● SUPPLIED DATA:
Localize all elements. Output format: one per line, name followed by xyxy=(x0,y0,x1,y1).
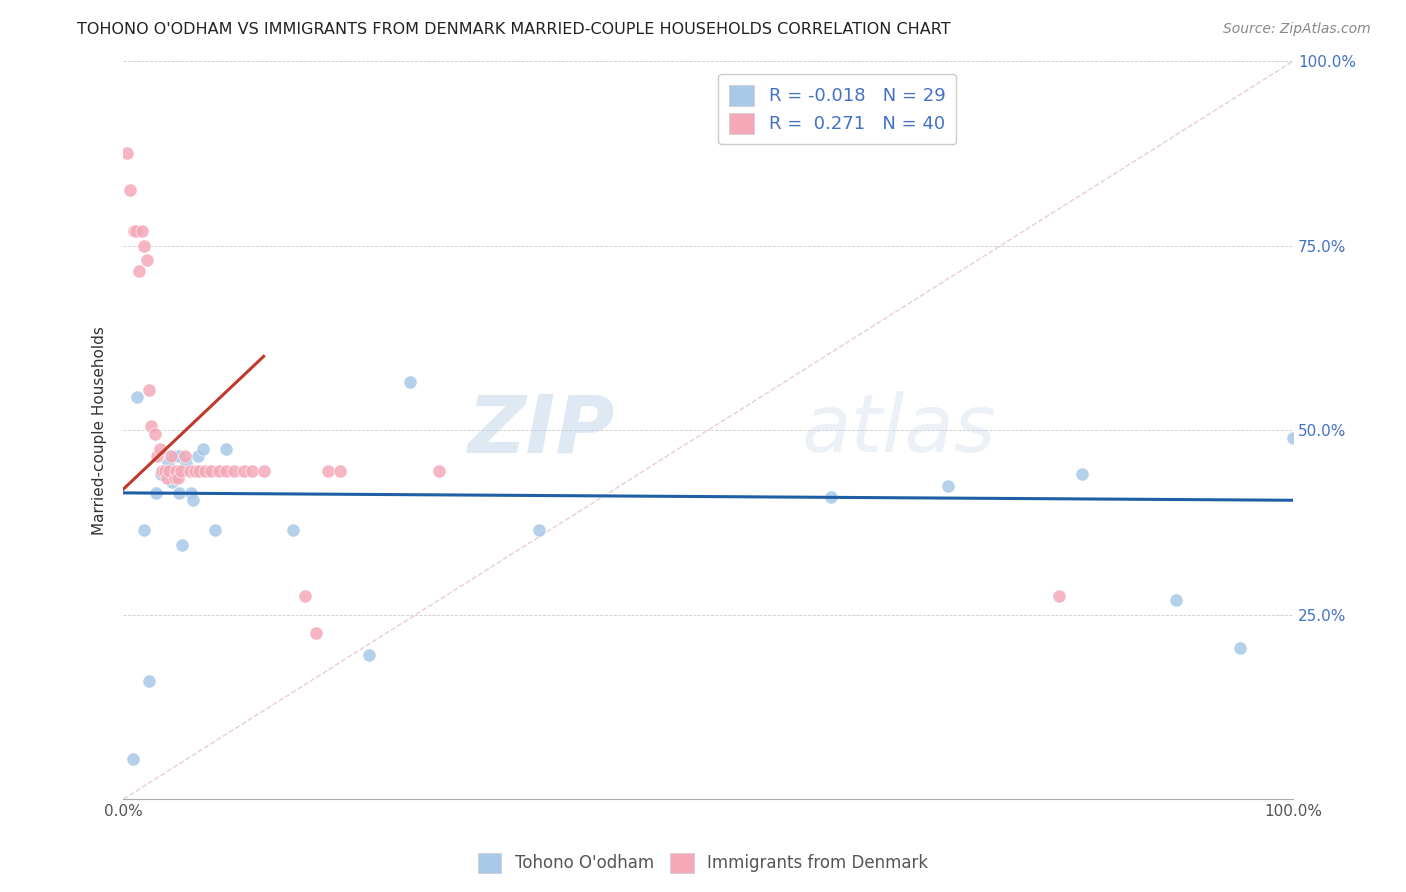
Point xyxy=(329,464,352,478)
Point xyxy=(183,464,205,478)
Point xyxy=(1229,640,1251,655)
Point xyxy=(145,486,167,500)
Point xyxy=(141,419,163,434)
Point xyxy=(179,464,201,478)
Point xyxy=(156,456,179,470)
Point xyxy=(155,464,177,478)
Point xyxy=(1282,431,1305,445)
Point xyxy=(936,478,959,492)
Point xyxy=(215,442,238,456)
Point xyxy=(281,523,304,537)
Point xyxy=(169,464,191,478)
Point xyxy=(176,456,198,470)
Point xyxy=(121,751,143,765)
Point xyxy=(527,523,550,537)
Point xyxy=(191,442,214,456)
Point xyxy=(224,464,246,478)
Point xyxy=(163,449,186,463)
Point xyxy=(149,467,172,482)
Point xyxy=(157,464,180,478)
Point xyxy=(427,464,450,478)
Point xyxy=(120,183,142,197)
Point xyxy=(155,471,177,485)
Point xyxy=(135,253,157,268)
Point xyxy=(127,390,149,404)
Text: Source: ZipAtlas.com: Source: ZipAtlas.com xyxy=(1223,22,1371,37)
Point xyxy=(122,224,145,238)
Point xyxy=(162,475,184,489)
Point xyxy=(160,449,183,463)
Point xyxy=(134,523,156,537)
Point xyxy=(253,464,276,478)
Point xyxy=(1071,467,1094,482)
Point xyxy=(169,449,191,463)
Point xyxy=(143,426,166,441)
Point xyxy=(232,464,254,478)
Point xyxy=(167,471,190,485)
Point xyxy=(240,464,263,478)
Point xyxy=(174,449,197,463)
Point xyxy=(204,523,226,537)
Point xyxy=(170,537,193,551)
Point xyxy=(150,464,173,478)
Point xyxy=(165,464,187,478)
Point xyxy=(163,471,186,485)
Point xyxy=(146,449,169,463)
Legend: Tohono O'odham, Immigrants from Denmark: Tohono O'odham, Immigrants from Denmark xyxy=(471,847,935,880)
Point xyxy=(305,626,328,640)
Point xyxy=(180,486,202,500)
Point xyxy=(200,464,222,478)
Point xyxy=(115,146,138,161)
Point xyxy=(183,493,205,508)
Point xyxy=(138,383,160,397)
Point xyxy=(316,464,339,478)
Point xyxy=(357,648,380,663)
Point xyxy=(125,224,148,238)
Point xyxy=(187,449,209,463)
Point xyxy=(134,238,156,252)
Point xyxy=(194,464,217,478)
Point xyxy=(128,264,150,278)
Point xyxy=(208,464,231,478)
Legend: R = -0.018   N = 29, R =  0.271   N = 40: R = -0.018 N = 29, R = 0.271 N = 40 xyxy=(718,74,956,145)
Point xyxy=(148,442,170,456)
Point xyxy=(215,464,238,478)
Point xyxy=(399,375,422,389)
Point xyxy=(820,490,842,504)
Point xyxy=(169,486,191,500)
Text: ZIP: ZIP xyxy=(467,392,614,469)
Text: atlas: atlas xyxy=(801,392,997,469)
Point xyxy=(131,224,153,238)
Point xyxy=(138,674,160,689)
Point xyxy=(1164,593,1187,607)
Y-axis label: Married-couple Households: Married-couple Households xyxy=(93,326,107,534)
Point xyxy=(1047,589,1070,603)
Text: TOHONO O'ODHAM VS IMMIGRANTS FROM DENMARK MARRIED-COUPLE HOUSEHOLDS CORRELATION : TOHONO O'ODHAM VS IMMIGRANTS FROM DENMAR… xyxy=(77,22,950,37)
Point xyxy=(188,464,211,478)
Point xyxy=(294,589,316,603)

● WRITTEN INSTRUCTION: Print the records above again line for line, character for character, and leave the pictures out.

● THE SOLUTION:
Localize all elements. Output format: one per line, name followed by xyxy=(x0,y0,x1,y1).
Point xyxy=(329,464,352,478)
Point xyxy=(183,464,205,478)
Point xyxy=(1229,640,1251,655)
Point xyxy=(145,486,167,500)
Point xyxy=(141,419,163,434)
Point xyxy=(179,464,201,478)
Point xyxy=(156,456,179,470)
Point xyxy=(155,464,177,478)
Point xyxy=(1282,431,1305,445)
Point xyxy=(936,478,959,492)
Point xyxy=(215,442,238,456)
Point xyxy=(281,523,304,537)
Point xyxy=(169,464,191,478)
Point xyxy=(176,456,198,470)
Point xyxy=(121,751,143,765)
Point xyxy=(527,523,550,537)
Point xyxy=(191,442,214,456)
Point xyxy=(224,464,246,478)
Point xyxy=(163,449,186,463)
Point xyxy=(149,467,172,482)
Point xyxy=(157,464,180,478)
Point xyxy=(427,464,450,478)
Point xyxy=(120,183,142,197)
Point xyxy=(155,471,177,485)
Point xyxy=(135,253,157,268)
Point xyxy=(127,390,149,404)
Text: Source: ZipAtlas.com: Source: ZipAtlas.com xyxy=(1223,22,1371,37)
Point xyxy=(122,224,145,238)
Point xyxy=(162,475,184,489)
Point xyxy=(160,449,183,463)
Point xyxy=(134,523,156,537)
Point xyxy=(253,464,276,478)
Point xyxy=(1071,467,1094,482)
Point xyxy=(169,449,191,463)
Point xyxy=(143,426,166,441)
Point xyxy=(232,464,254,478)
Point xyxy=(167,471,190,485)
Point xyxy=(240,464,263,478)
Point xyxy=(174,449,197,463)
Point xyxy=(204,523,226,537)
Point xyxy=(170,537,193,551)
Point xyxy=(150,464,173,478)
Point xyxy=(165,464,187,478)
Point xyxy=(163,471,186,485)
Point xyxy=(146,449,169,463)
Legend: Tohono O'odham, Immigrants from Denmark: Tohono O'odham, Immigrants from Denmark xyxy=(471,847,935,880)
Point xyxy=(305,626,328,640)
Point xyxy=(180,486,202,500)
Point xyxy=(200,464,222,478)
Point xyxy=(115,146,138,161)
Point xyxy=(183,493,205,508)
Point xyxy=(138,383,160,397)
Point xyxy=(316,464,339,478)
Point xyxy=(357,648,380,663)
Point xyxy=(125,224,148,238)
Point xyxy=(187,449,209,463)
Point xyxy=(134,238,156,252)
Point xyxy=(194,464,217,478)
Point xyxy=(128,264,150,278)
Point xyxy=(208,464,231,478)
Legend: R = -0.018   N = 29, R =  0.271   N = 40: R = -0.018 N = 29, R = 0.271 N = 40 xyxy=(718,74,956,145)
Point xyxy=(148,442,170,456)
Point xyxy=(215,464,238,478)
Point xyxy=(399,375,422,389)
Point xyxy=(820,490,842,504)
Point xyxy=(169,486,191,500)
Text: ZIP: ZIP xyxy=(467,392,614,469)
Text: atlas: atlas xyxy=(801,392,997,469)
Point xyxy=(131,224,153,238)
Point xyxy=(138,674,160,689)
Point xyxy=(1164,593,1187,607)
Y-axis label: Married-couple Households: Married-couple Households xyxy=(93,326,107,534)
Point xyxy=(1047,589,1070,603)
Text: TOHONO O'ODHAM VS IMMIGRANTS FROM DENMARK MARRIED-COUPLE HOUSEHOLDS CORRELATION : TOHONO O'ODHAM VS IMMIGRANTS FROM DENMAR… xyxy=(77,22,950,37)
Point xyxy=(188,464,211,478)
Point xyxy=(294,589,316,603)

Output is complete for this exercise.